* _Page extract_
----------

The Soviet painter Aleksei Mikhailovich Gritsai (1914–1998) was born in St. Petersburg. In the period from 1930 to 1932, he studied in the studio of the artist Savely Moiseevich Seidenberg. Immediately after that he entered the Leningrad Institute of Painting, Sculpture and Architecture. He was not familiar with artistic subtleties, he drew diligently and naively on the exam — and he was surprised when he was accepted.
At the Institute, Aleksei Mikhailovich studied under Soviet painters Semyon Lvovich Abugov, Vasily Nikolaevich Yakovlev, Isaac Israelevich Brodsky. He graduated from the workshop of the latter in 1939. From the very first days of the Great Patriotic War, Aleksei Mikhailovich Gritsai fought on the front line. Despite the difficult conditions, in short moments of rest he worked on his paintings, often using an ordinary pencil instead of paints.

----------

* _Supplied information_
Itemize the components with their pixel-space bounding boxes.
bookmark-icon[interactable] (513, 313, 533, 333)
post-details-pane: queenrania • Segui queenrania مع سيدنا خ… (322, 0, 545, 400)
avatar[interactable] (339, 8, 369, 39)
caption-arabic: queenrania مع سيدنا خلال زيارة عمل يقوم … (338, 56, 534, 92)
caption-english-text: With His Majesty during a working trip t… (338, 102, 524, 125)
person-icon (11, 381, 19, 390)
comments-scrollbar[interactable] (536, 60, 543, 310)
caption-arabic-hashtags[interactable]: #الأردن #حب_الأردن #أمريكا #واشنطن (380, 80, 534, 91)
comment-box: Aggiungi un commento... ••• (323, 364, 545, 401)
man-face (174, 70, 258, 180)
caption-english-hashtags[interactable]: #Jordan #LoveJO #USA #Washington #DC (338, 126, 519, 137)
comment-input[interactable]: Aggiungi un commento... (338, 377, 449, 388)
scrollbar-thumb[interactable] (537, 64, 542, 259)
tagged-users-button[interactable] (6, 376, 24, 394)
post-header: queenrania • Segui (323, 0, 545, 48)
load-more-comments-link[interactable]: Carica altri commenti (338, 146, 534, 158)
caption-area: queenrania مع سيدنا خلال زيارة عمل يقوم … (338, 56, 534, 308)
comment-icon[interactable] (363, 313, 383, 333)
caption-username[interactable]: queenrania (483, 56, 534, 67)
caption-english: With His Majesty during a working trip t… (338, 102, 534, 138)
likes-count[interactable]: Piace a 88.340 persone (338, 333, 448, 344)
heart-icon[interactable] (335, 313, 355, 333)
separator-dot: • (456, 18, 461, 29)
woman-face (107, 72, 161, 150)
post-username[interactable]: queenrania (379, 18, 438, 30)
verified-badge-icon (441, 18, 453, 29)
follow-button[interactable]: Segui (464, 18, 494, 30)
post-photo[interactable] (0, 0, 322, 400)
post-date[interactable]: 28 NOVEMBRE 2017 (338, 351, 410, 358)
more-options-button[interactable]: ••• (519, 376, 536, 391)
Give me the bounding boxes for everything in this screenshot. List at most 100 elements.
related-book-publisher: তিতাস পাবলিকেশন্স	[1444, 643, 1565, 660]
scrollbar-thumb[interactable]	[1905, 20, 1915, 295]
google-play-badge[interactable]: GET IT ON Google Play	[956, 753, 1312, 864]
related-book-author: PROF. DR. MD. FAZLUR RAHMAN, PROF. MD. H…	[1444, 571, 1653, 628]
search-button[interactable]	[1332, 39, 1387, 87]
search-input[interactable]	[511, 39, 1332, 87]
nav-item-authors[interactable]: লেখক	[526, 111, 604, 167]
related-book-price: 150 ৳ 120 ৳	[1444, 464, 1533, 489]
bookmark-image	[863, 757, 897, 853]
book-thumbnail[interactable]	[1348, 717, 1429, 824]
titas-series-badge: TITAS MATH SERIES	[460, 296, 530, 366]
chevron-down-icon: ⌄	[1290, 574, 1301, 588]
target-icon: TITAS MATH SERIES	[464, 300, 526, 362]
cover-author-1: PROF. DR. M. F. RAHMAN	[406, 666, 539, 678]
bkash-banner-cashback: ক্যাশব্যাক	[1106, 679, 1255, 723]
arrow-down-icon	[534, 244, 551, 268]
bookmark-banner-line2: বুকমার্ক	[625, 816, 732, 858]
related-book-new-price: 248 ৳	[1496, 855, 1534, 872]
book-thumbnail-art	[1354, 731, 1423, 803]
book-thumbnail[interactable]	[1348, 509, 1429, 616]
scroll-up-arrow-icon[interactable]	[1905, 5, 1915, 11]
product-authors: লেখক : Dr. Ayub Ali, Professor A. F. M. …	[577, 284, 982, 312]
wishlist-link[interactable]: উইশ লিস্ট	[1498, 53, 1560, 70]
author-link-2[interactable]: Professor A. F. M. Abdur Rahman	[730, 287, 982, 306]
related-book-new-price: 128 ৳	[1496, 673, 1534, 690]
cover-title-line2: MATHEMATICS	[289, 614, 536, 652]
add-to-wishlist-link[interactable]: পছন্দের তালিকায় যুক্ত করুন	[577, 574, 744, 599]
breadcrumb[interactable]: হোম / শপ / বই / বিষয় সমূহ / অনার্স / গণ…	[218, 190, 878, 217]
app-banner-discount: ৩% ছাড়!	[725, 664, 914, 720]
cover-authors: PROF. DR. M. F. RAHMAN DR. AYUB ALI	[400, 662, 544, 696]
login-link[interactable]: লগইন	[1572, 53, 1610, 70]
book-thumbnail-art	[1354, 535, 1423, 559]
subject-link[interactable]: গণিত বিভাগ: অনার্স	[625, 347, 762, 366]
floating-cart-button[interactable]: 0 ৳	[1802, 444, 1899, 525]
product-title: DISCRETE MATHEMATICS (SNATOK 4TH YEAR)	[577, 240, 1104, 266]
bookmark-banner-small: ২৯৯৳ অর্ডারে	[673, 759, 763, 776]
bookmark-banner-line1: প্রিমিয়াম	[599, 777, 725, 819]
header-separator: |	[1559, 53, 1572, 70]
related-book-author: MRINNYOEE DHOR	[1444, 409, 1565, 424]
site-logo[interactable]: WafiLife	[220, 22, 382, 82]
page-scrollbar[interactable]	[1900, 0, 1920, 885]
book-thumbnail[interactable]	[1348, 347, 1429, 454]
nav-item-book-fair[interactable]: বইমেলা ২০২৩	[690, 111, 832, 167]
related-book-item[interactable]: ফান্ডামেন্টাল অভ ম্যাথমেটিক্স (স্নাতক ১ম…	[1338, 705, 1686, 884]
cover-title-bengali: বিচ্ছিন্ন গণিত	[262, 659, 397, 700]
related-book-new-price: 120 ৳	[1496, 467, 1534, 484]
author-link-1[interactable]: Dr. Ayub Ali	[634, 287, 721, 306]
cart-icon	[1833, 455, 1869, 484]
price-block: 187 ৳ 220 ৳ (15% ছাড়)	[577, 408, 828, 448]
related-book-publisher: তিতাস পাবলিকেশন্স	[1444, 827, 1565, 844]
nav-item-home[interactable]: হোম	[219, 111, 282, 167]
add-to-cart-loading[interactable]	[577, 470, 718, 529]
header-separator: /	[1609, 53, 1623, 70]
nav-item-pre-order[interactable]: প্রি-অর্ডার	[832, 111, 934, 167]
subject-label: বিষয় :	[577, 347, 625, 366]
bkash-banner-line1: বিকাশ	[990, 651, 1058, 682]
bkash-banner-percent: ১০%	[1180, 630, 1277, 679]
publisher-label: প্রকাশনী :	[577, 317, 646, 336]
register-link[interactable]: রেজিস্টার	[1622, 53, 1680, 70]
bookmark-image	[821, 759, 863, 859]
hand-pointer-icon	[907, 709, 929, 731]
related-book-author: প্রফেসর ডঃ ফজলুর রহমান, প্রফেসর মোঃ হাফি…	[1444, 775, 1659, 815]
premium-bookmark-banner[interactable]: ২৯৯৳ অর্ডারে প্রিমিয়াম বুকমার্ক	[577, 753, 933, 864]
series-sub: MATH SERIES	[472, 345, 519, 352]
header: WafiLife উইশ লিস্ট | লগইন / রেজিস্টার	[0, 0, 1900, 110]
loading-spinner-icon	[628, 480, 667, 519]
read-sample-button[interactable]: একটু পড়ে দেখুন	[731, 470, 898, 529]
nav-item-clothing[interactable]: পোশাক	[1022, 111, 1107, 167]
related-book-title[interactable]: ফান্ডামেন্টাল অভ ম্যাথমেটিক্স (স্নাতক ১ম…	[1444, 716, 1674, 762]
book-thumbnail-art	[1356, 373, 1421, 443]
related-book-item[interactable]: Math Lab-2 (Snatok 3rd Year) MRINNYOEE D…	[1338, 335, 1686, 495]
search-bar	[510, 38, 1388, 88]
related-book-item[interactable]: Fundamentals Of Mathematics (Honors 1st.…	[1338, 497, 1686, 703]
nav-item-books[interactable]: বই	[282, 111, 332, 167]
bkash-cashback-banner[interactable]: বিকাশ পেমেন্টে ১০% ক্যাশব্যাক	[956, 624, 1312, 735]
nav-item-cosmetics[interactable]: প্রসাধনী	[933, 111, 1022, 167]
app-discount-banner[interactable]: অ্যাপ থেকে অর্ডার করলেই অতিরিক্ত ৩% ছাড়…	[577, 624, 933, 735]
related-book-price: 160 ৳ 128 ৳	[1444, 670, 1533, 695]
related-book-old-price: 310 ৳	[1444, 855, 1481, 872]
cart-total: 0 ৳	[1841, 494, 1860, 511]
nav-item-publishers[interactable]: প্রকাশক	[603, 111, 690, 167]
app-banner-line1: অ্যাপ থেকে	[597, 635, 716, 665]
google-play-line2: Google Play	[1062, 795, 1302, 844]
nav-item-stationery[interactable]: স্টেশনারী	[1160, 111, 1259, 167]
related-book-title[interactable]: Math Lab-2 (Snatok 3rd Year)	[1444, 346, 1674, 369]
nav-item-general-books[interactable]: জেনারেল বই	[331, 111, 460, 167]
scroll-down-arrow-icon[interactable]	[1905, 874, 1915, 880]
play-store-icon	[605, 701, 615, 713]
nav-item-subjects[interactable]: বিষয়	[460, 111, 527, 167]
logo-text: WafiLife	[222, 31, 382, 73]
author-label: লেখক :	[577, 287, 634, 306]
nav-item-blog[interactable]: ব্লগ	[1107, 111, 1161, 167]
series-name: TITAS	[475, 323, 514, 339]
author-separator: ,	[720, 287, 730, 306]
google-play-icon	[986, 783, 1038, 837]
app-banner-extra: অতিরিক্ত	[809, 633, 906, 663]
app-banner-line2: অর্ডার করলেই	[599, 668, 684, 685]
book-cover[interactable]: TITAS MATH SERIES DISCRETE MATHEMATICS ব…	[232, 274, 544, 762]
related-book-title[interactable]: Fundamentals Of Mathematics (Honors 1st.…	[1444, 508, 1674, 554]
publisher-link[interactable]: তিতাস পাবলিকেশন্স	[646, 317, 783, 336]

----------

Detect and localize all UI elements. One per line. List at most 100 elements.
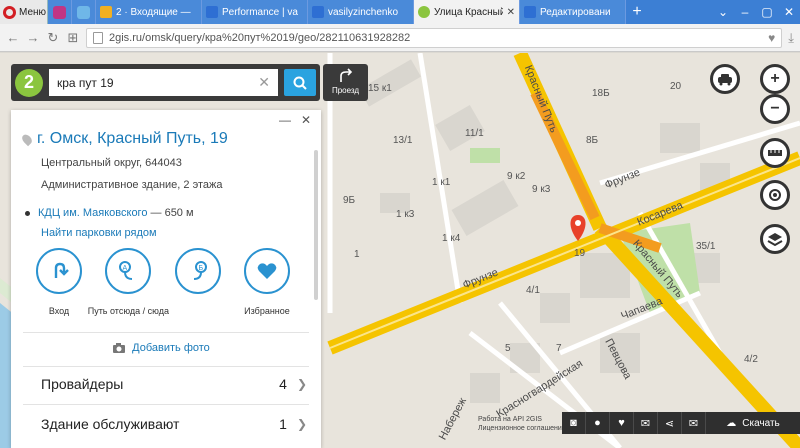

----------

* _What to do_
**1.** Repeat everything in the Gritsai biography from "At the Institute, Aleksei" down to "instead of paints.", word for word.
**2.** Go on with the Gritsai biography from the point where it stops.
The rows have no connection to the biography of the painter Aleksei Gritsai.

* _Written responses_
**1.**
At the Institute, Aleksei Mikhailovich studied under Soviet painters Semyon Lvovich Abugov, Vasily Nikolaevich Yakovlev, Isaac Israelevich Brodsky. He graduated from the workshop of the latter in 1939. From the very first days of the Great Patriotic War, Aleksei Mikhailovich Gritsai fought on the front line. Despite the difficult conditions, in short moments of rest he worked on his paintings, often using an ordinary pencil instead of paints.

**2.**
The artist painted everything he saw. Later, he said that his creative fate was largely determined by the harsh school of front-line life, which strengthened his sense of belonging to his native land, allowed him to find something of his own, personal, in nature, that corresponded to his deepest instincts and character traits.
In 1946, Aleksei Gritsai made his debut at the All-Union Art Exhibition, where he appeared as a landscape lyricist. At the same time, the artist turned to genre painting and portrait, but it was the lyrical landscape that became the pinnacle of his work.
With warmth and love, Aleksei Mikhailovich painted forests and meadows, fields and rivers — everything that is near and dear to every Russian person. He was interested in all the landscape motifs — the high water on the Oka, the blooming willow over a river, the grazing herds on the sun-scorched meadows. The theme of spring passes through all the artist’s work.
The painting “Creek”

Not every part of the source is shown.